→ Records
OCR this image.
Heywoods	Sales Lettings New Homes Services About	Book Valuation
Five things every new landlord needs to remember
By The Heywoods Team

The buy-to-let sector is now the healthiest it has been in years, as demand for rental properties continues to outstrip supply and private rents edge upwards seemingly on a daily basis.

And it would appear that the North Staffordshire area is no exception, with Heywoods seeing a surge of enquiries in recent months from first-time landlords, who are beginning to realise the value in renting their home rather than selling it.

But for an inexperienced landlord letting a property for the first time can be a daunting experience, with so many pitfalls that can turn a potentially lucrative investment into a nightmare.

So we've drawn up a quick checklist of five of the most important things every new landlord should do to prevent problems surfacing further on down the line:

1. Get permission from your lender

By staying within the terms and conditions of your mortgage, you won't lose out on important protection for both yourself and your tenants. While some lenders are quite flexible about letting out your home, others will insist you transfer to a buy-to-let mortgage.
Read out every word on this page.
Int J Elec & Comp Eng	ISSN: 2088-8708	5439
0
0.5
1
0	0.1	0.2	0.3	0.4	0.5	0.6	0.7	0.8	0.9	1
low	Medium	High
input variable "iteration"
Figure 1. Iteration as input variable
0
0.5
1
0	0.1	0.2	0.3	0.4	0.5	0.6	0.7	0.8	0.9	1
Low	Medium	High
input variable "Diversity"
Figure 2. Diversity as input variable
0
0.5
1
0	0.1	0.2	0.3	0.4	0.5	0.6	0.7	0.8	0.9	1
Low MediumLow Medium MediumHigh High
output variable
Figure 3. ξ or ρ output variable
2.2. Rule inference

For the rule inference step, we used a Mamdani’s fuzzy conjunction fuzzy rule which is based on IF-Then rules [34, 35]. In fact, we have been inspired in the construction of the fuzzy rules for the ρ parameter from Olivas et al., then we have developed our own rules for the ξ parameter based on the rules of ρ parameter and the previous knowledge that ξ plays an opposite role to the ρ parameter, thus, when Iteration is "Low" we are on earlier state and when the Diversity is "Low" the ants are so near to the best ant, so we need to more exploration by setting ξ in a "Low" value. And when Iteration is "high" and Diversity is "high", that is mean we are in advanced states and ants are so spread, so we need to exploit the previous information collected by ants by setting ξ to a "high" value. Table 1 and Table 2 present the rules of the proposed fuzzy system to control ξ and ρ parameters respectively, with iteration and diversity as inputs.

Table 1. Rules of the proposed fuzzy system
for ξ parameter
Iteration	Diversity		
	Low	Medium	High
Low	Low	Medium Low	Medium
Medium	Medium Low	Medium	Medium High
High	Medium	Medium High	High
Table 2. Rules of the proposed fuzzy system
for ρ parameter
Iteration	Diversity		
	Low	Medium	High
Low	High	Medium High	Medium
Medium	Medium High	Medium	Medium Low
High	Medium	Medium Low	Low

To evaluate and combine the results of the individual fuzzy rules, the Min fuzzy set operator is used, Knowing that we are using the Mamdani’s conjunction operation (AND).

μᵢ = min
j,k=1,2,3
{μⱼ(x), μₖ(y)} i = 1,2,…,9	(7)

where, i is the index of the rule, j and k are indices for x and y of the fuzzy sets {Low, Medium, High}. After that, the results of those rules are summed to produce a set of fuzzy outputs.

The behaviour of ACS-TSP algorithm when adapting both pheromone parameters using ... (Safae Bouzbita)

→ Goal
Scan the material line by line and report each one that contains "Figure".

→ Solution
Figure 1. Iteration as input variable
Figure 2. Diversity as input variable
Figure 3. ξ or ρ output variable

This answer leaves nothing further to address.